Items from a data source
* * *
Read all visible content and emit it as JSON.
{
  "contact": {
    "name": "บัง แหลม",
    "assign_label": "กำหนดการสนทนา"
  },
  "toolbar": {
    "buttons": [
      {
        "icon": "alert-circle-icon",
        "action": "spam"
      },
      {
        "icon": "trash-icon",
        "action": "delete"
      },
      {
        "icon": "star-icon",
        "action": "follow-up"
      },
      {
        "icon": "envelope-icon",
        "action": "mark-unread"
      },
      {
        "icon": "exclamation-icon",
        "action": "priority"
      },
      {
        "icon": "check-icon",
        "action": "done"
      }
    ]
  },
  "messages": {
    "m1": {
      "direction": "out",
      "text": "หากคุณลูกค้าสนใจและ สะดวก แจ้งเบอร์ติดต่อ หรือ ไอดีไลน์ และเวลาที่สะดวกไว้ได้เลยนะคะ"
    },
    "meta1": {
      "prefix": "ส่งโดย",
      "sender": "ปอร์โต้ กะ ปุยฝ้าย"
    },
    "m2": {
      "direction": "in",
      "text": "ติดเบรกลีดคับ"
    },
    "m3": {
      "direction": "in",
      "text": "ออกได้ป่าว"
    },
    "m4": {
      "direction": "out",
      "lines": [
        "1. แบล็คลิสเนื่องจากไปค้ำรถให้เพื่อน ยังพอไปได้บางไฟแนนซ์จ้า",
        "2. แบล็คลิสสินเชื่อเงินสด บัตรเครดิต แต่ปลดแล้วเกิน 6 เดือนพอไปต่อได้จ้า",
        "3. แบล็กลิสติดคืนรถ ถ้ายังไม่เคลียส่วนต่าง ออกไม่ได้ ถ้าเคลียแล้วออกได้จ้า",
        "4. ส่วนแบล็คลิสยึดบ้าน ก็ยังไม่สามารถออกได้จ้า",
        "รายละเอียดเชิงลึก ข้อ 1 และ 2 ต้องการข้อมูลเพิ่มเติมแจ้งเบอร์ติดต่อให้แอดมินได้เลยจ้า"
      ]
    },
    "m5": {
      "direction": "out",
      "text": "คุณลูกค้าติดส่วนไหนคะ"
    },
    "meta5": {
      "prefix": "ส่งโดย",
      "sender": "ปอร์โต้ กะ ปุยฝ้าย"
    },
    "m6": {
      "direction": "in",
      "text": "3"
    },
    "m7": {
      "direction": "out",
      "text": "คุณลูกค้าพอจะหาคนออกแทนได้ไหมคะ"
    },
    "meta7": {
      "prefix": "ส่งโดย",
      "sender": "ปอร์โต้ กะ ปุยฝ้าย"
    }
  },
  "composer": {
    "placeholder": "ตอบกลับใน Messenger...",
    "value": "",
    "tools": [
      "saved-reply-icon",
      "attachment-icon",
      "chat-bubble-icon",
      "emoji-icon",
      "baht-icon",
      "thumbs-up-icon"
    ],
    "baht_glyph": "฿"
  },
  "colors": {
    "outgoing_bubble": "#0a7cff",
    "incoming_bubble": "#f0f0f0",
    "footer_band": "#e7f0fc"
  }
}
* * *
• **Goal of the exercise**
Your task is to repeat every line exactly.

• **Full answer**
Read all visible content and emit it as JSON.
{
  "contact": {
    "name": "บัง แหลม",
    "assign_label": "กำหนดการสนทนา"
  },
  "toolbar": {
    "buttons": [
      {
        "icon": "alert-circle-icon",
        "action": "spam"
      },
      {
        "icon": "trash-icon",
        "action": "delete"
      },
      {
        "icon": "star-icon",
        "action": "follow-up"
      },
      {
        "icon": "envelope-icon",
        "action": "mark-unread"
      },
      {
        "icon": "exclamation-icon",
        "action": "priority"
      },
      {
        "icon": "check-icon",
        "action": "done"
      }
    ]
  },
  "messages": {
    "m1": {
      "direction": "out",
      "text": "หากคุณลูกค้าสนใจและ สะดวก แจ้งเบอร์ติดต่อ หรือ ไอดีไลน์ และเวลาที่สะดวกไว้ได้เลยนะคะ"
    },
    "meta1": {
      "prefix": "ส่งโดย",
      "sender": "ปอร์โต้ กะ ปุยฝ้าย"
    },
    "m2": {
      "direction": "in",
      "text": "ติดเบรกลีดคับ"
    },
    "m3": {
      "direction": "in",
      "text": "ออกได้ป่าว"
    },
    "m4": {
      "direction": "out",
      "lines": [
        "1. แบล็คลิสเนื่องจากไปค้ำรถให้เพื่อน ยังพอไปได้บางไฟแนนซ์จ้า",
        "2. แบล็คลิสสินเชื่อเงินสด บัตรเครดิต แต่ปลดแล้วเกิน 6 เดือนพอไปต่อได้จ้า",
        "3. แบล็กลิสติดคืนรถ ถ้ายังไม่เคลียส่วนต่าง ออกไม่ได้ ถ้าเคลียแล้วออกได้จ้า",
        "4. ส่วนแบล็คลิสยึดบ้าน ก็ยังไม่สามารถออกได้จ้า",
        "รายละเอียดเชิงลึก ข้อ 1 และ 2 ต้องการข้อมูลเพิ่มเติมแจ้งเบอร์ติดต่อให้แอดมินได้เลยจ้า"
      ]
    },
    "m5": {
      "direction": "out",
      "text": "คุณลูกค้าติดส่วนไหนคะ"
    },
    "meta5": {
      "prefix": "ส่งโดย",
      "sender": "ปอร์โต้ กะ ปุยฝ้าย"
    },
    "m6": {
      "direction": "in",
      "text": "3"
    },
    "m7": {
      "direction": "out",
      "text": "คุณลูกค้าพอจะหาคนออกแทนได้ไหมคะ"
    },
    "meta7": {
      "prefix": "ส่งโดย",
      "sender": "ปอร์โต้ กะ ปุยฝ้าย"
    }
  },
  "composer": {
    "placeholder": "ตอบกลับใน Messenger...",
    "value": "",
    "tools": [
      "saved-reply-icon",
      "attachment-icon",
      "chat-bubble-icon",
      "emoji-icon",
      "baht-icon",
      "thumbs-up-icon"
    ],
    "baht_glyph": "฿"
  },
  "colors": {
    "outgoing_bubble": "#0a7cff",
    "incoming_bubble": "#f0f0f0",
    "footer_band": "#e7f0fc"
  }
}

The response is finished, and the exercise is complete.